▶ _What to produce_
List all lines of the data that include the string "Уманець".

Extracted records:
↓
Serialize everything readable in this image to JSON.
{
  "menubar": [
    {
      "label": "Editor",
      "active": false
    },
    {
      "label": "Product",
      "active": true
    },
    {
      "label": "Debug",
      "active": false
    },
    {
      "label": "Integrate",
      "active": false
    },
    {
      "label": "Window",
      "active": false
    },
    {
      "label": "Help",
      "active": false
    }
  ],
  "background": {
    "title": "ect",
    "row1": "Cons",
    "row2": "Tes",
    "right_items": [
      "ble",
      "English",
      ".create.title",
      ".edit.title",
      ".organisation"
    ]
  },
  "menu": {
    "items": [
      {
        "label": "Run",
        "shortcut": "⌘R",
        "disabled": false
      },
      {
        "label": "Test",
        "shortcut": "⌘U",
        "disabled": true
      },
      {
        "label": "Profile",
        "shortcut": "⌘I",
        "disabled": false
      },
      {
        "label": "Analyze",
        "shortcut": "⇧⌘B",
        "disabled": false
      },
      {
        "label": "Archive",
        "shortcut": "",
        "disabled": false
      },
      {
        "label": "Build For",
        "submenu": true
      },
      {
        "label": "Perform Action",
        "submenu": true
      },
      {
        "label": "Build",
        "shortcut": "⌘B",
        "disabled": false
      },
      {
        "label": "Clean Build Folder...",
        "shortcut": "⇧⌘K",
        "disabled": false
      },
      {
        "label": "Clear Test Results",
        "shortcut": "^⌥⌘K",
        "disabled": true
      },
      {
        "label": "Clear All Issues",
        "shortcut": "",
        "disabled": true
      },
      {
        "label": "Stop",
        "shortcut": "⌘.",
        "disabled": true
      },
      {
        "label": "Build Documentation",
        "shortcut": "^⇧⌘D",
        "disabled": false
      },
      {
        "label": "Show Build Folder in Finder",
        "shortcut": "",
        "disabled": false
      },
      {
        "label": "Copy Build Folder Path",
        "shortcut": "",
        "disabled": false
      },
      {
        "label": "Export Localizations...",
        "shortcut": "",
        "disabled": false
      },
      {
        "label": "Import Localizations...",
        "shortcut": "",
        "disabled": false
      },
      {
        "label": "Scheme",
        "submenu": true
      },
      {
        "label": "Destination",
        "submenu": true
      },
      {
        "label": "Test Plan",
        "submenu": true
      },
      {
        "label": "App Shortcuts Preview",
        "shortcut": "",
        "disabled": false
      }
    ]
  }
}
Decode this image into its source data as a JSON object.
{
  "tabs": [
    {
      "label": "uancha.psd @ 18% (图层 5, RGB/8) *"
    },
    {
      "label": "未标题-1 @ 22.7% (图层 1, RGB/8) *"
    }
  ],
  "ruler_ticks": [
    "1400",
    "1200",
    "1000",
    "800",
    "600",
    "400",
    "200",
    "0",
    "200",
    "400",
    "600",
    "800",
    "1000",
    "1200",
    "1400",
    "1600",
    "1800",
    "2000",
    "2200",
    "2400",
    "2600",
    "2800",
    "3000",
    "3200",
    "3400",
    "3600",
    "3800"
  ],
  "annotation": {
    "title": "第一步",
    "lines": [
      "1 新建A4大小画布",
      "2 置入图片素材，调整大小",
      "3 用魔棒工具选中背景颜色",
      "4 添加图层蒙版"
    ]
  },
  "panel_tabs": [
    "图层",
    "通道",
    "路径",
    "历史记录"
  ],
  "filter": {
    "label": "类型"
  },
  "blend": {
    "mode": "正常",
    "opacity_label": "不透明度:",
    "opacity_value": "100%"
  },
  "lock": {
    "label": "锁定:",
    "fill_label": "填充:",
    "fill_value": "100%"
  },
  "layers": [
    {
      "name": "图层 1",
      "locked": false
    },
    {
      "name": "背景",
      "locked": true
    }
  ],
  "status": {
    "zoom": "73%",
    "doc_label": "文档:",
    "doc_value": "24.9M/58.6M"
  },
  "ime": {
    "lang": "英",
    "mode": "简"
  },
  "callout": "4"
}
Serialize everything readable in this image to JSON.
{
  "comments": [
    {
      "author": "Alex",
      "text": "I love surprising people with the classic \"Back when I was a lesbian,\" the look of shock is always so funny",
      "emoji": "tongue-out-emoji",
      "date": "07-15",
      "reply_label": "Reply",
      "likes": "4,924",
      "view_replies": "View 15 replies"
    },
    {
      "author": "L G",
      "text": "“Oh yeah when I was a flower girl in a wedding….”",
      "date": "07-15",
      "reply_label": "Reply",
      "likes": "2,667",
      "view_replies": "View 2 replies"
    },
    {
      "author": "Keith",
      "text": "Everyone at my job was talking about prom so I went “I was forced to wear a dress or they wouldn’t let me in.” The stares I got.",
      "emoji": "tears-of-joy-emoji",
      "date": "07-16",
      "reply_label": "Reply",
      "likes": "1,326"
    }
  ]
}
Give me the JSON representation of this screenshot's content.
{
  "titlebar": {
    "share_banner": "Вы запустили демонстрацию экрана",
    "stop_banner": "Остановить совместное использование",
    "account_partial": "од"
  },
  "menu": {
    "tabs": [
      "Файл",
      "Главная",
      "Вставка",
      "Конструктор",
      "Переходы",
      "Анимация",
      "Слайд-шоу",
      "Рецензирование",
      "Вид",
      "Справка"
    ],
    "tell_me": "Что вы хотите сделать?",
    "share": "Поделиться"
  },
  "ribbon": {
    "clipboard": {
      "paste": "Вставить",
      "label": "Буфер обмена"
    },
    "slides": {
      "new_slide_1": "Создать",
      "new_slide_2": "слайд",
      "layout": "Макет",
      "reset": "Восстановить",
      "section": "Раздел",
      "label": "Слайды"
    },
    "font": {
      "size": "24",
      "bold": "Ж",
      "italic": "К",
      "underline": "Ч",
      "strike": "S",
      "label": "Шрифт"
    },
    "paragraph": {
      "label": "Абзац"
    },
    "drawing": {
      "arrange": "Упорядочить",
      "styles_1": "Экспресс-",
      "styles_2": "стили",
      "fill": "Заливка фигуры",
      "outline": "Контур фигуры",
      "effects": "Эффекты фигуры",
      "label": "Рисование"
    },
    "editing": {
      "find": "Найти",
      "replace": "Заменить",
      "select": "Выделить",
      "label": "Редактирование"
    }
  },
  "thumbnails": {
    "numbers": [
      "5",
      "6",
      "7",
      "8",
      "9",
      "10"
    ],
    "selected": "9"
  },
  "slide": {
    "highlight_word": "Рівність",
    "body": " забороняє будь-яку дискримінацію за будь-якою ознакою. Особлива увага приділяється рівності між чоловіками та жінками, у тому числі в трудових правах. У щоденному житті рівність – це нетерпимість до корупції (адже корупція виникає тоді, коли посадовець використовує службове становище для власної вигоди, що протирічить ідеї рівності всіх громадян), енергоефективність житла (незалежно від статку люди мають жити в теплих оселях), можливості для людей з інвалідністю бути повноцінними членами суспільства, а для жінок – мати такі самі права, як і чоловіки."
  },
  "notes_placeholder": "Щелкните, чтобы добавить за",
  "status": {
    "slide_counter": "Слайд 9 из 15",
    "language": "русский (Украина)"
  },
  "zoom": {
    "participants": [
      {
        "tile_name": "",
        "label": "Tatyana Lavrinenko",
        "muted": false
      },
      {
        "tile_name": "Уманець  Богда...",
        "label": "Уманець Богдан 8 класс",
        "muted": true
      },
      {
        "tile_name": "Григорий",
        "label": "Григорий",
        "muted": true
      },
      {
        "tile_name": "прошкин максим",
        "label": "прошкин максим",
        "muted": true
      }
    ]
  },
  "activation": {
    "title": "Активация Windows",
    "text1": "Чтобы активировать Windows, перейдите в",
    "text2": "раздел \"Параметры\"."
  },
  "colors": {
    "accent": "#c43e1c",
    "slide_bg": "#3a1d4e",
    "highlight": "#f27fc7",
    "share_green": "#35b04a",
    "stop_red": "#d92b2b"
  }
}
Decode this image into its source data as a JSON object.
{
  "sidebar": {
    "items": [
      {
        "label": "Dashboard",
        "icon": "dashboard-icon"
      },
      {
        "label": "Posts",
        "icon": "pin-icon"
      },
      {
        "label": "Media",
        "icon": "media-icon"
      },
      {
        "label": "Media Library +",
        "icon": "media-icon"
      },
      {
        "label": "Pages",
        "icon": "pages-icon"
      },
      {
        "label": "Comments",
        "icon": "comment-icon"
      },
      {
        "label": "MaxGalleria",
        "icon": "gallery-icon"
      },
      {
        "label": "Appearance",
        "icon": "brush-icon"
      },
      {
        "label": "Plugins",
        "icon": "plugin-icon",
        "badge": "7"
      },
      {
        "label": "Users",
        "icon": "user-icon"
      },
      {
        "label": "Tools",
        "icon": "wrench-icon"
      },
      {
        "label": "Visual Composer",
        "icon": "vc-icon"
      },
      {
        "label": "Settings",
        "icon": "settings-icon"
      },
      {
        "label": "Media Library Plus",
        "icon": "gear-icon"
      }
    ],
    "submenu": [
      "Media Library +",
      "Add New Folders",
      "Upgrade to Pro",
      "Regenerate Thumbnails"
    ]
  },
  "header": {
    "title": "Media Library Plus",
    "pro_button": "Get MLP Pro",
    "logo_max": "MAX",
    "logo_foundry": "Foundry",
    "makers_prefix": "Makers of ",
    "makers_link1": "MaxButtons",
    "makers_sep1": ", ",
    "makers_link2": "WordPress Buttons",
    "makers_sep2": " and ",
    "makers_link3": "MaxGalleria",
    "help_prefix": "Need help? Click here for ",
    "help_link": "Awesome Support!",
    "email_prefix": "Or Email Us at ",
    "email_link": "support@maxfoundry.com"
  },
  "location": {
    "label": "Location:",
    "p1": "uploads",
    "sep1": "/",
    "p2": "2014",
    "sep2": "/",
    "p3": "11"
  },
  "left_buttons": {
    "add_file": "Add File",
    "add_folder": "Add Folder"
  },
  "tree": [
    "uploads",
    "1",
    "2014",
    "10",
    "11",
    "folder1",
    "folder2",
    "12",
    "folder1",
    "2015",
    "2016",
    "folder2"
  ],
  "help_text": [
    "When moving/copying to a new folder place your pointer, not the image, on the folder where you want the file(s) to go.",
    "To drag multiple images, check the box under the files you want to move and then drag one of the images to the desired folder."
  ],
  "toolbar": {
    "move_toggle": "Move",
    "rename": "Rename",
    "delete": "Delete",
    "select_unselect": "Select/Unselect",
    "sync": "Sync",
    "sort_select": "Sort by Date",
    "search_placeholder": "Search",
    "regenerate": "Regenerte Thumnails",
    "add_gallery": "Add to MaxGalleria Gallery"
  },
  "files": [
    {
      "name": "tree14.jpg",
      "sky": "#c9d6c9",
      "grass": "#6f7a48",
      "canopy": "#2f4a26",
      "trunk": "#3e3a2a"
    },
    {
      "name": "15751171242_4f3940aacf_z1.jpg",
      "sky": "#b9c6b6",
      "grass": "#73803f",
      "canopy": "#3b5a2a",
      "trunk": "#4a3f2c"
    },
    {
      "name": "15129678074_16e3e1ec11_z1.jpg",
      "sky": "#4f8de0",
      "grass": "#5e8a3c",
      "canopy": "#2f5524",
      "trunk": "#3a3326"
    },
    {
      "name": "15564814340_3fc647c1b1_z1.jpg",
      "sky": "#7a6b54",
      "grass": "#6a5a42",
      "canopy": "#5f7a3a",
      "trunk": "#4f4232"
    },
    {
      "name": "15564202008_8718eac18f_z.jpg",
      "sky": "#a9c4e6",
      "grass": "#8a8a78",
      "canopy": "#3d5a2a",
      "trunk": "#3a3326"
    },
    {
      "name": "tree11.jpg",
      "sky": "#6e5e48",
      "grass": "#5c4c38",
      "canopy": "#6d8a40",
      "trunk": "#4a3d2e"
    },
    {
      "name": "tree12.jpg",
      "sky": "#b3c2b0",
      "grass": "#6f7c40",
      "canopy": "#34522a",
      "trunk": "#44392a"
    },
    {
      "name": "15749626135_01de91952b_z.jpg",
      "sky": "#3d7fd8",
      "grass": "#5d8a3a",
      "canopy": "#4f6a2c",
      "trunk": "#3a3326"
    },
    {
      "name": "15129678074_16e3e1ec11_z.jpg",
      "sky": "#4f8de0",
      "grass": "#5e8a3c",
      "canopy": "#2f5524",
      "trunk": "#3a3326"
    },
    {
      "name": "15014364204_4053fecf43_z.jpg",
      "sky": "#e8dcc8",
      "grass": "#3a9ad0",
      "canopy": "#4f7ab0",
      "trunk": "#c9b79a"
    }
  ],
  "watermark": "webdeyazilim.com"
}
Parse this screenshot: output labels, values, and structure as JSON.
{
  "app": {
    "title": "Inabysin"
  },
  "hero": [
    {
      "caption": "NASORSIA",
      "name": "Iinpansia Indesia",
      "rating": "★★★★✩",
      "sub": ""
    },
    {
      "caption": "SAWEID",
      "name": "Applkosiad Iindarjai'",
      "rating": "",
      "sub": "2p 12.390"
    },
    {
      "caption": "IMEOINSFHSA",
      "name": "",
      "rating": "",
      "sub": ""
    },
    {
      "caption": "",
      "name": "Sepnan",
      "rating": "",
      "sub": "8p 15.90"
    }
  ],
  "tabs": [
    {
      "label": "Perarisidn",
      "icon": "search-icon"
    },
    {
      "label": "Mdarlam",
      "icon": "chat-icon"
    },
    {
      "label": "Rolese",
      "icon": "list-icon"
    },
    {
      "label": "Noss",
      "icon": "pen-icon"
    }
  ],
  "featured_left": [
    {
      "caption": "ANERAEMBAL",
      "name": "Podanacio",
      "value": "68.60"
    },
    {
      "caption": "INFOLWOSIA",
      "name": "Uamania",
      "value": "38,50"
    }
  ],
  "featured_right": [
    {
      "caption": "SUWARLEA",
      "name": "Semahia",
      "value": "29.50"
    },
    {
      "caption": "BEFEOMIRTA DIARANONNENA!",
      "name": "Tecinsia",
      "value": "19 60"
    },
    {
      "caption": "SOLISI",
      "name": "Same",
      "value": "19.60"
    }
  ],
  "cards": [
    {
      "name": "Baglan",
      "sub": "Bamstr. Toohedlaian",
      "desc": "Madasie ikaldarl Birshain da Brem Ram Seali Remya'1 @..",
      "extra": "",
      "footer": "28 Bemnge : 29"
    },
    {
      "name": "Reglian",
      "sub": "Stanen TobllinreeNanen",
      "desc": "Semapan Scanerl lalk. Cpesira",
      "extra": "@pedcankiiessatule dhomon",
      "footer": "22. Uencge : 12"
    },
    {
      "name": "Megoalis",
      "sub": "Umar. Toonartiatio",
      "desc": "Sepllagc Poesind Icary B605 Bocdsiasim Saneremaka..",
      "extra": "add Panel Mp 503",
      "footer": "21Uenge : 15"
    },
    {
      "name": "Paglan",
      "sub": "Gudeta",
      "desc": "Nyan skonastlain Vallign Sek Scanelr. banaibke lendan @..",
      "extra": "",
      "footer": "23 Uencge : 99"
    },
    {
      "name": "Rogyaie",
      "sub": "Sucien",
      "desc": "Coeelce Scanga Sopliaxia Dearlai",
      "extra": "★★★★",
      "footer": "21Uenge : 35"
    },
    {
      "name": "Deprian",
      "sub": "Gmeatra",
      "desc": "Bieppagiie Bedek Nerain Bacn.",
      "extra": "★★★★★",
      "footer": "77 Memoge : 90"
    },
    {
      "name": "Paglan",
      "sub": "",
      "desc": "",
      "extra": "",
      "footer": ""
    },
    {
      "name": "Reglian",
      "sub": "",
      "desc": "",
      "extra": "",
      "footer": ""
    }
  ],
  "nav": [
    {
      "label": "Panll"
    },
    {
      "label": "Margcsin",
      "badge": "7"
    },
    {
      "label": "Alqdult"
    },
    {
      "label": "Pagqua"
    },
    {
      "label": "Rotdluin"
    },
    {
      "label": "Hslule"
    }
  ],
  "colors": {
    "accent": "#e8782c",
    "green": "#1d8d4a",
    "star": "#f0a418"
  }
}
↑
▶ _Output for this task_
        "tile_name": "Уманець  Богда...",
        "label": "Уманець Богдан 8 класс",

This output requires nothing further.